══ TASK INPUT

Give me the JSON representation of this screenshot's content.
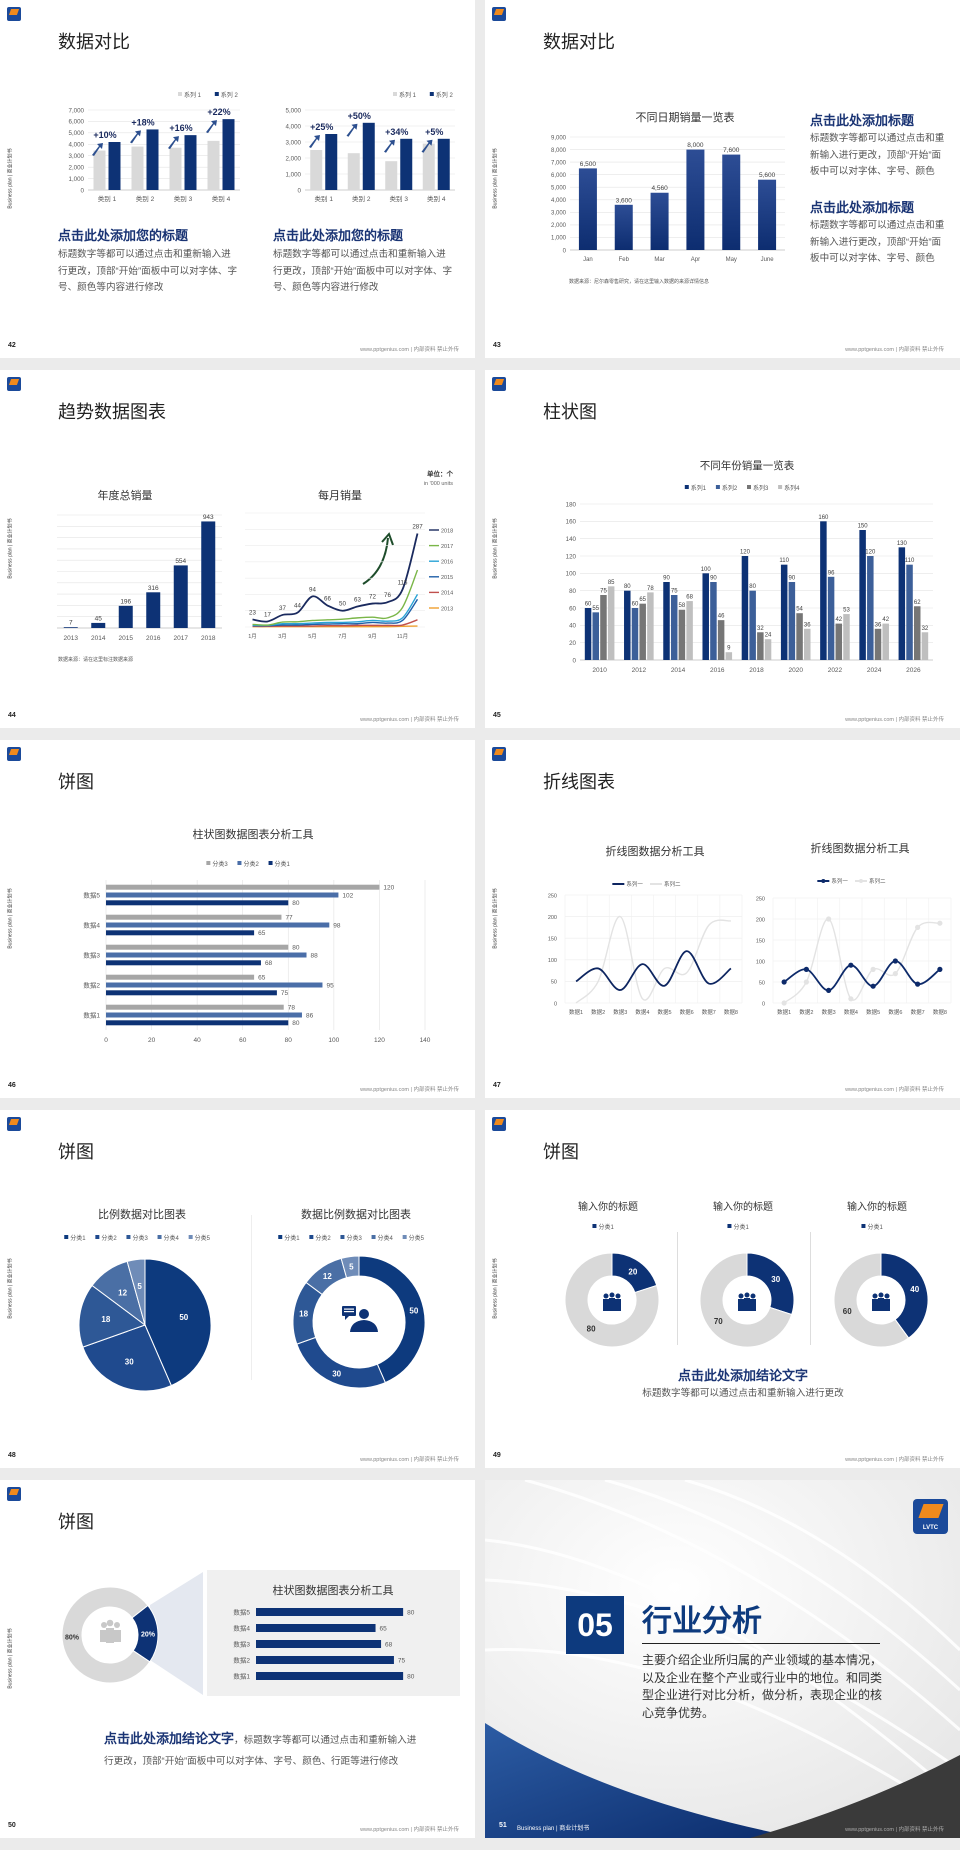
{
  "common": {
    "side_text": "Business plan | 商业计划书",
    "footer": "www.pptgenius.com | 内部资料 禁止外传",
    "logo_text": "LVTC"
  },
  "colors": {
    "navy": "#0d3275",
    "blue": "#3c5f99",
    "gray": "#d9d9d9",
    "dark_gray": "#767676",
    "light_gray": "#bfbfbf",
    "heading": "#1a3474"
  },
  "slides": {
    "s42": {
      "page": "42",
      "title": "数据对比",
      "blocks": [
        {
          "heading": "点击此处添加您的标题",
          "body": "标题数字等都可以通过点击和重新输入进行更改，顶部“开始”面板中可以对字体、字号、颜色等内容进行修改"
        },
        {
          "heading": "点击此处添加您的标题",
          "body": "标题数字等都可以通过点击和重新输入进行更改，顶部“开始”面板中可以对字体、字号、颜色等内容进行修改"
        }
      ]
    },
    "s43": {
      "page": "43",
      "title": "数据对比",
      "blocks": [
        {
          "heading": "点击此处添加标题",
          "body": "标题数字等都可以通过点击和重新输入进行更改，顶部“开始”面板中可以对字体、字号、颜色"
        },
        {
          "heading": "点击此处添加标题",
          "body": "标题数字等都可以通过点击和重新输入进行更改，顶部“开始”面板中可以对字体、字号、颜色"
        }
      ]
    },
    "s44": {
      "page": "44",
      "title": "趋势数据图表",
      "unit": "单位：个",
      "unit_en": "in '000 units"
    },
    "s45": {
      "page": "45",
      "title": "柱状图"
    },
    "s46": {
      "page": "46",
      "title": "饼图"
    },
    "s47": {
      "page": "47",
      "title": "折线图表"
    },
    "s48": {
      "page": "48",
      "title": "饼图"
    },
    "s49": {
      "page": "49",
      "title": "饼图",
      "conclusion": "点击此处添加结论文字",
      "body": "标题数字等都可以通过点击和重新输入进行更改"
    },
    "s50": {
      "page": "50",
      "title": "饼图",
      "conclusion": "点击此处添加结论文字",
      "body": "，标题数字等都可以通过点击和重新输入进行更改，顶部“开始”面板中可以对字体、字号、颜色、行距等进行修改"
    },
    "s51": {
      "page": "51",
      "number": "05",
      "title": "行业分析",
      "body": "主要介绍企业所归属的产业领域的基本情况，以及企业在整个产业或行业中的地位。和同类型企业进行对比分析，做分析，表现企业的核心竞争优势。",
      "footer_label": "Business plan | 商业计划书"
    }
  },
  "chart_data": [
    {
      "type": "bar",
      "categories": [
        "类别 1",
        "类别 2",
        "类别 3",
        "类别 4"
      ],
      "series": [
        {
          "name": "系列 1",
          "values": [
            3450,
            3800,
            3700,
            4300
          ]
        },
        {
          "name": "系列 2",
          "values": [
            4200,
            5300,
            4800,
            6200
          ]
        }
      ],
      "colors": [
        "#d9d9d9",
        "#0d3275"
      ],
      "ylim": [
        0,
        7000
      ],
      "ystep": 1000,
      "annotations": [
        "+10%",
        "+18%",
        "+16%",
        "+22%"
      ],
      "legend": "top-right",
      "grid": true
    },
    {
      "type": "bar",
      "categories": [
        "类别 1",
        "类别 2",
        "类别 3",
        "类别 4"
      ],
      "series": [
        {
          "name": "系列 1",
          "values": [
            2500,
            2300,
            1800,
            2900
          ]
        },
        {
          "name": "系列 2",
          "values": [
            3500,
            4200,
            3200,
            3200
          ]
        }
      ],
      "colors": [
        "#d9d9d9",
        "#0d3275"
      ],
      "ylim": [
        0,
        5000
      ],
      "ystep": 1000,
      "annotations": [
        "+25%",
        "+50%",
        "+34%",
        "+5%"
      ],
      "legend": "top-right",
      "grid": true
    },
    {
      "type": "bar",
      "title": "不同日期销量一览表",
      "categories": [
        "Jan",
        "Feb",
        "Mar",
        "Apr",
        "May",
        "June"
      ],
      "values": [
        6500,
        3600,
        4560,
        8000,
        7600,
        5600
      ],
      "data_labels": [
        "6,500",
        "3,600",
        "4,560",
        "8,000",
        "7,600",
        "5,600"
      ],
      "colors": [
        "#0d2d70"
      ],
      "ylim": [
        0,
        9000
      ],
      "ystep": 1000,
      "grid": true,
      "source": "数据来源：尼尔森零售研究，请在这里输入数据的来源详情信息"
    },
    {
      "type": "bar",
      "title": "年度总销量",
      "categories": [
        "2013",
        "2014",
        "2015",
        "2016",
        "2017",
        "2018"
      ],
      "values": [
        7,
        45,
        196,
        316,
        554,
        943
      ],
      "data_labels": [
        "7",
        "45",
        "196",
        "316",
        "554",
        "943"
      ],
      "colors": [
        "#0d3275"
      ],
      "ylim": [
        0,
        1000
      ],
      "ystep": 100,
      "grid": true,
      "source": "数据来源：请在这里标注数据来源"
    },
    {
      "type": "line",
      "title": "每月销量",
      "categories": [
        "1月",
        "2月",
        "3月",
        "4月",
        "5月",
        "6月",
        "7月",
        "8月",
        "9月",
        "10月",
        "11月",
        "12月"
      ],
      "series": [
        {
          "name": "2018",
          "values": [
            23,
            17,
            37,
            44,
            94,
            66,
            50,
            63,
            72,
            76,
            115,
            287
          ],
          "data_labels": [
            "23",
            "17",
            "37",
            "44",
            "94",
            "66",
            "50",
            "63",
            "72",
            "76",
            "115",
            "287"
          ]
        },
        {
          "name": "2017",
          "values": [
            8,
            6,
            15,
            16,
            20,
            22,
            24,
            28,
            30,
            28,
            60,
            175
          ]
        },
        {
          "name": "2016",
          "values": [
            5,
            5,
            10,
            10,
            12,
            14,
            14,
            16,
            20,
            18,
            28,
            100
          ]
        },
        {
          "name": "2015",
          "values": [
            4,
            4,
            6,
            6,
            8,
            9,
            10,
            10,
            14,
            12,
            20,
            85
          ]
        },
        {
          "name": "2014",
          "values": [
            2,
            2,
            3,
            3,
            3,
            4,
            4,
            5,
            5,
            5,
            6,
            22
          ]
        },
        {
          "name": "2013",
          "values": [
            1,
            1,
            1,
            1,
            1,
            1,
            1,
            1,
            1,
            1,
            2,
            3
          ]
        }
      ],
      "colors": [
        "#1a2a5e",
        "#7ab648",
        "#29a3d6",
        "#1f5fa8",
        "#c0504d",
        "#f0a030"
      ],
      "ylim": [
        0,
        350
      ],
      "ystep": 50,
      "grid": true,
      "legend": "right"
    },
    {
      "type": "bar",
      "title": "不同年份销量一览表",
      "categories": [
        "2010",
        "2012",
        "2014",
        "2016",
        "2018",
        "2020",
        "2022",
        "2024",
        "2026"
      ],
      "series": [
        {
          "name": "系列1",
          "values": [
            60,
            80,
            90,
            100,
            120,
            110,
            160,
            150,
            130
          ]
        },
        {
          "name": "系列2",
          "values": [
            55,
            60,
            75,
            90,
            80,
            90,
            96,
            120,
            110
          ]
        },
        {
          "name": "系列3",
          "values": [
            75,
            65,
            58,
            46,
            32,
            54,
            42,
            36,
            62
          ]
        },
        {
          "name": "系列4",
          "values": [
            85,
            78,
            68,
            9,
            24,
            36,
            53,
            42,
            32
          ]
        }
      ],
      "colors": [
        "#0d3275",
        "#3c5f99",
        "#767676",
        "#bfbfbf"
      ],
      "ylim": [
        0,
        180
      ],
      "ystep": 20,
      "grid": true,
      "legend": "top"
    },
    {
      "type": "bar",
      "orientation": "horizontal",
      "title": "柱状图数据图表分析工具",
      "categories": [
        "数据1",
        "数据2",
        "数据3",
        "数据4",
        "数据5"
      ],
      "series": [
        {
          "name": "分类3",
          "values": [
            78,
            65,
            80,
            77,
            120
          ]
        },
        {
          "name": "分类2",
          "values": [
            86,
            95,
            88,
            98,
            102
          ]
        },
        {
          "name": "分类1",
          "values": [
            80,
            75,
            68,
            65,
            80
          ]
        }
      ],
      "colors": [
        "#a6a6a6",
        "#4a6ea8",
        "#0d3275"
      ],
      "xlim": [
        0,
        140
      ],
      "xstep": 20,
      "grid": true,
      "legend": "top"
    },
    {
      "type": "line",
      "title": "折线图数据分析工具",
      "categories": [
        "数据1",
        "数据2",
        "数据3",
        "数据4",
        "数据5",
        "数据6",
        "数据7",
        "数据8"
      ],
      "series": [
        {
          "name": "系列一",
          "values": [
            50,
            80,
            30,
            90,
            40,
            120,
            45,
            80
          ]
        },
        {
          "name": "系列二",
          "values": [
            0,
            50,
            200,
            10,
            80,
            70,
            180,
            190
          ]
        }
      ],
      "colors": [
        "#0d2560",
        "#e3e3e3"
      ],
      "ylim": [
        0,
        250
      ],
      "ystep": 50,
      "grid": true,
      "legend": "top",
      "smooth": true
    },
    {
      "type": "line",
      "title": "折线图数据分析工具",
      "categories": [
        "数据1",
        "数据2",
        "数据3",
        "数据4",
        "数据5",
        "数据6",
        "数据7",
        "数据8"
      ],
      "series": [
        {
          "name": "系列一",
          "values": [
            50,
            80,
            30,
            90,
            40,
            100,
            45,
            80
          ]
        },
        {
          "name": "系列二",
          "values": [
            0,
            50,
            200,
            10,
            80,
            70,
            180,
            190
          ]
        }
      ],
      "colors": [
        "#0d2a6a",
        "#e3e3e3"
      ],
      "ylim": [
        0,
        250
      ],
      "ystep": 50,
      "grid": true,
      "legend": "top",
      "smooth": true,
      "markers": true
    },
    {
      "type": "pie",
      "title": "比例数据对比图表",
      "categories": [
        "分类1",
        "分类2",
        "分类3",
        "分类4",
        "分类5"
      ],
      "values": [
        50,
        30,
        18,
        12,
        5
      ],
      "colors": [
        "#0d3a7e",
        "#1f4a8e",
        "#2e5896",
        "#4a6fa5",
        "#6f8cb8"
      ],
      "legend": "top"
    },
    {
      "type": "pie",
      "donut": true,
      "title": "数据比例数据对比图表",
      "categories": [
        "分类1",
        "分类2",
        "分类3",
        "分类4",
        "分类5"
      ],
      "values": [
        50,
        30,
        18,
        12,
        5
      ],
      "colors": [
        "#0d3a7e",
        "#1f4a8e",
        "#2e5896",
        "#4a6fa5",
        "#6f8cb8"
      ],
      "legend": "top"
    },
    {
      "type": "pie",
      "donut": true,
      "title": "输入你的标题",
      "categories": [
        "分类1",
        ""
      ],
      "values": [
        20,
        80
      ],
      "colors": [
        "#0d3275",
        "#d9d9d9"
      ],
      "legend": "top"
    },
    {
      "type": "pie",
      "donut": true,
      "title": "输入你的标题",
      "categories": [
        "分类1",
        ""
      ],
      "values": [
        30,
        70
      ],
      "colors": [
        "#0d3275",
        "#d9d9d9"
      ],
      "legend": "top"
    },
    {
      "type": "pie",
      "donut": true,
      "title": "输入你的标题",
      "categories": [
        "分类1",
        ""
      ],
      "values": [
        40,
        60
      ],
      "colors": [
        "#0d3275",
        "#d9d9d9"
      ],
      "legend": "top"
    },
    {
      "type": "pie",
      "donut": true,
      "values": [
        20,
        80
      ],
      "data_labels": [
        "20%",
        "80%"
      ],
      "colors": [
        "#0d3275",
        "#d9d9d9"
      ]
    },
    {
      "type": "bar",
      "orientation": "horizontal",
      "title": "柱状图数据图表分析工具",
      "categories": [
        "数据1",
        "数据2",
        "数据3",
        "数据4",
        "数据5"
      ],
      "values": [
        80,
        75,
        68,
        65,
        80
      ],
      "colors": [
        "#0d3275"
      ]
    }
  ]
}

════

## INSTRUCTIONS FOR THE TASK
Pick out every line above that contains the word "商业计划书" and copy it.

## THE RESULT
    "side_text": "Business plan | 商业计划书",
      "footer_label": "Business plan | 商业计划书"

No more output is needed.